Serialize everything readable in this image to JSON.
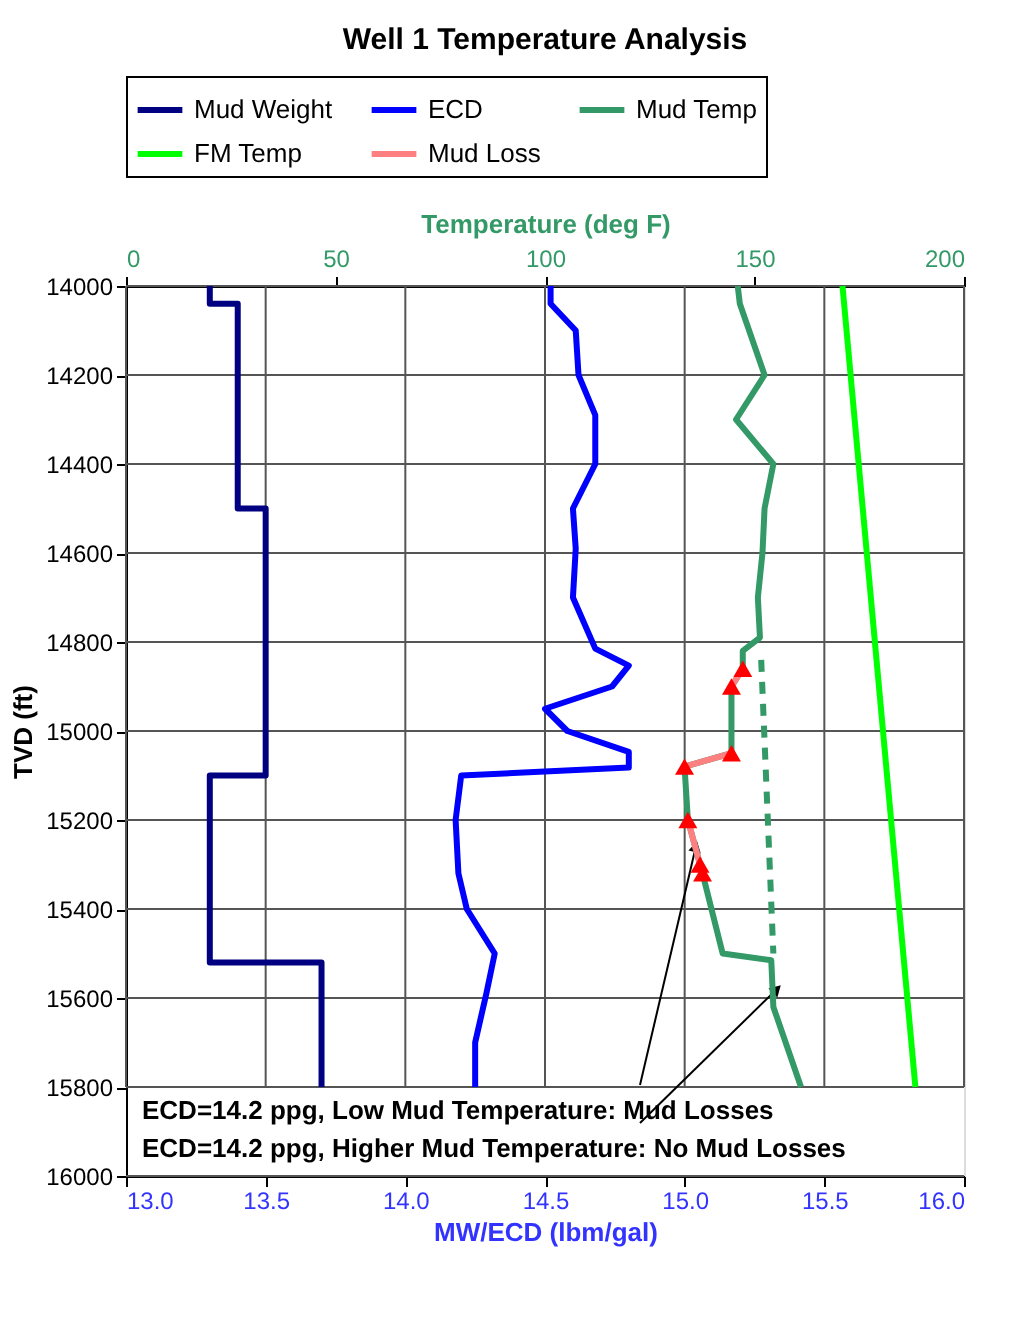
{
  "chart_data": {
    "type": "line",
    "title": "Well 1 Temperature Analysis",
    "xlabel": "MW/ECD (lbm/gal)",
    "ylabel": "TVD (ft)",
    "x2label": "Temperature (deg F)",
    "xlim": [
      13,
      16
    ],
    "xticks": [
      {
        "value": 13,
        "label": "13.0"
      },
      13.5,
      {
        "value": 14,
        "label": "14.0"
      },
      14.5,
      {
        "value": 15,
        "label": "15.0"
      },
      15.5,
      {
        "value": 16,
        "label": "16.0"
      }
    ],
    "x2lim": [
      0,
      200
    ],
    "x2ticks": [
      0,
      50,
      100,
      150,
      200
    ],
    "ylim": [
      16000,
      14000
    ],
    "yticks": [
      14000,
      14200,
      14400,
      14600,
      14800,
      15000,
      15200,
      15400,
      15600,
      15800,
      16000
    ],
    "grid": true,
    "legend": "top",
    "series": [
      {
        "name": "Mud Weight",
        "color": "#000080",
        "x": [
          13.3,
          13.3,
          13.4,
          13.4,
          13.5,
          13.5,
          13.3,
          13.3,
          13.7,
          13.7
        ],
        "values": [
          14000,
          14040,
          14040,
          14500,
          14500,
          15100,
          15100,
          15520,
          15520,
          15800
        ]
      },
      {
        "name": "ECD",
        "color": "#0000ff",
        "x": [
          14.52,
          14.52,
          14.61,
          14.62,
          14.68,
          14.68,
          14.6,
          14.61,
          14.6,
          14.68,
          14.8,
          14.74,
          14.5,
          14.58,
          14.8,
          14.8,
          14.2,
          14.18,
          14.19,
          14.22,
          14.32,
          14.29,
          14.25,
          14.25
        ],
        "values": [
          14000,
          14040,
          14100,
          14200,
          14290,
          14400,
          14500,
          14590,
          14700,
          14815,
          14853,
          14900,
          14950,
          15000,
          15047,
          15082,
          15100,
          15200,
          15320,
          15400,
          15500,
          15590,
          15700,
          15800
        ]
      },
      {
        "name": "Mud Temp",
        "axis": "x2",
        "color": "#339966",
        "x": [
          146,
          146.5,
          152.4,
          145.6,
          154.5,
          152.4,
          151.9,
          150.8,
          151.3,
          147.2,
          147.2,
          144.5,
          144.5,
          133.3,
          134.1,
          137,
          137.6,
          142.4,
          154,
          154.5,
          161.1
        ],
        "values": [
          14000,
          14040,
          14200,
          14300,
          14400,
          14500,
          14600,
          14700,
          14790,
          14820,
          14860,
          14900,
          15050,
          15080,
          15200,
          15300,
          15320,
          15500,
          15515,
          15620,
          15800
        ]
      },
      {
        "name": "FM Temp",
        "axis": "x2",
        "color": "#00ff00",
        "x": [
          171,
          188.4
        ],
        "values": [
          14000,
          15800
        ]
      },
      {
        "name": "Mud Loss",
        "axis": "x2",
        "marker": "triangle",
        "color": "#ff8080",
        "colors": [
          "#ff0000",
          "#ff0000",
          null,
          "#ff0000",
          "#ff0000",
          null,
          "#ff0000",
          "#ff0000",
          "#ff0000"
        ],
        "x": [
          147.2,
          144.5,
          null,
          144.5,
          133.3,
          null,
          134.1,
          137,
          137.6
        ],
        "values": [
          14860,
          14900,
          null,
          15050,
          15080,
          null,
          15200,
          15300,
          15320
        ]
      },
      {
        "axis": "x2",
        "line_style": "dashed",
        "color": "#339966",
        "x": [
          151.6,
          154.5
        ],
        "values": [
          14840,
          15500
        ]
      }
    ],
    "annotations": [
      {
        "text": "ECD=14.2 ppg, Low Mud Temperature:  Mud Losses",
        "x": 15.04,
        "y": 15260
      },
      {
        "text": "ECD=14.2 ppg, Higher Mud Temperature:  No Mud Losses",
        "x": 15.33,
        "y": 15580
      }
    ]
  }
}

################

■ What you will do
Copy every line of the listing that contains the word "Losses".

■ Solution
        "text": "ECD=14.2 ppg, Low Mud Temperature:  Mud Losses",
        "text": "ECD=14.2 ppg, Higher Mud Temperature:  No Mud Losses",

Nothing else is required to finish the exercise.